Provided text =
§
Shenba returns to Seoul and finds that Yeon-ok's house has been vacated. Jun-jae reveals that Yeon-ok had died but left Shenba a voicemail that she was happy in her last moments, thanks to her. Initially saddened, Shenba is uplifted by the voicemail and reopens Granny's Kitchen in Yeon-ok's memory.

== Production ==
The film was officially commissioned by Netflix in October 2025, with Ra. Karthik serving as writer and director, while Rise East Entertainment managed the production. Karthik said he was inspired to make the film because of his fascination with "the deep cultural connections and historical similarities between Korean and Tamil heritage". Principal photography took place in South Korea for one-and-a-half months.

== Music ==
The music for Made in Korea was composed by Hesham Abdul Wahab, Dharan Kumar and Simon K. King. The audio rights were acquired by Netflix Music. The soundtrack album was released on 5 March 2026.
§
Given data =

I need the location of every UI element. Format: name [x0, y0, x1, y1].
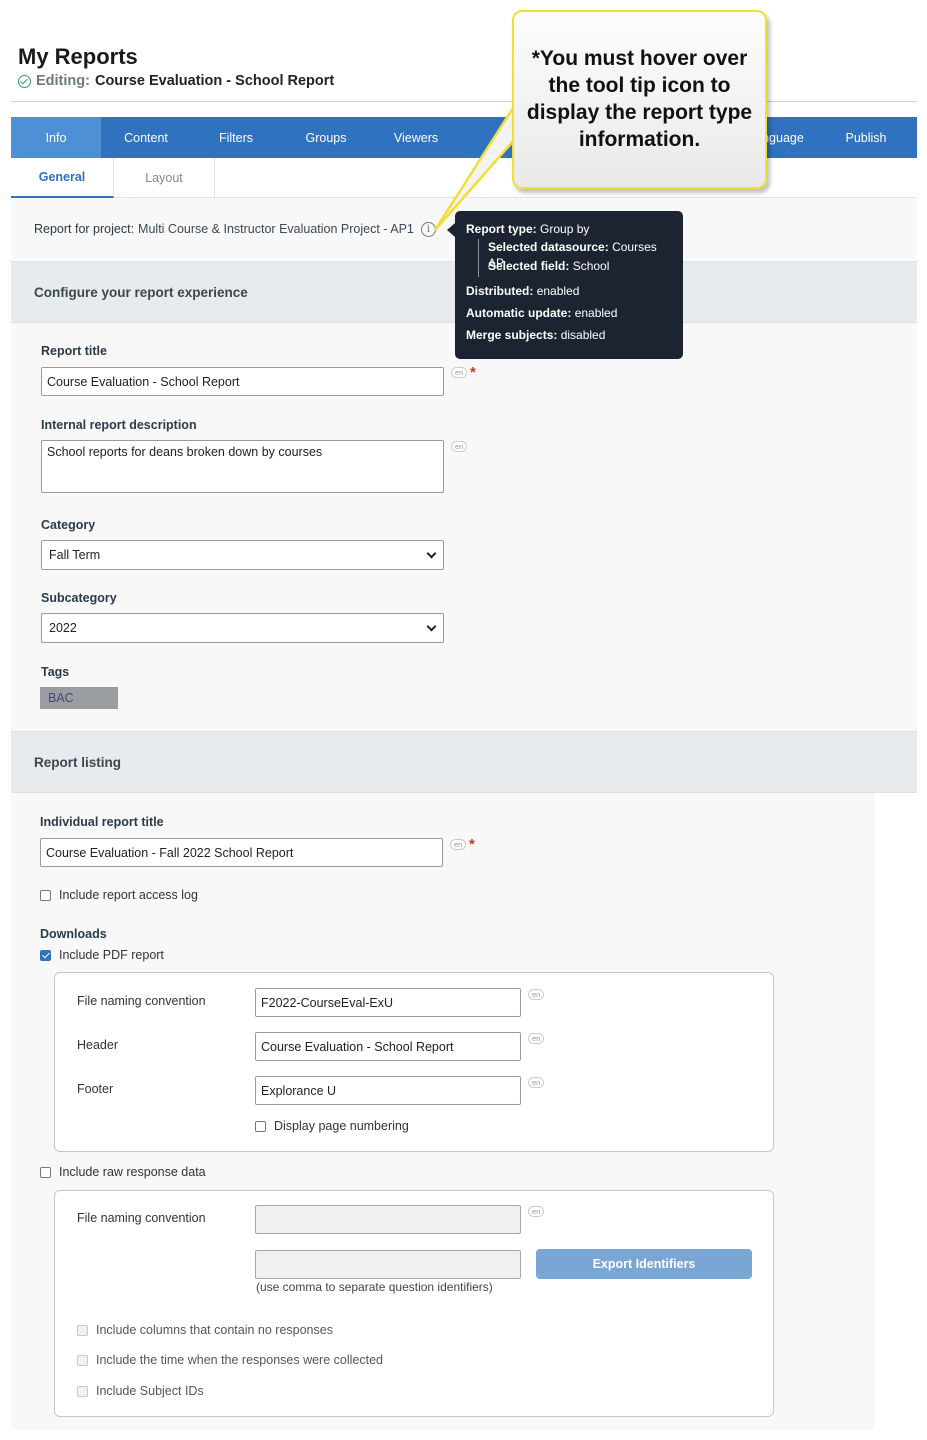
§
Work instructions = Please say, using the text about the film Made in Korea, where principal photography took place and for how long.

Reply to the task = Principal photography took place in South Korea for one-and-a-half months.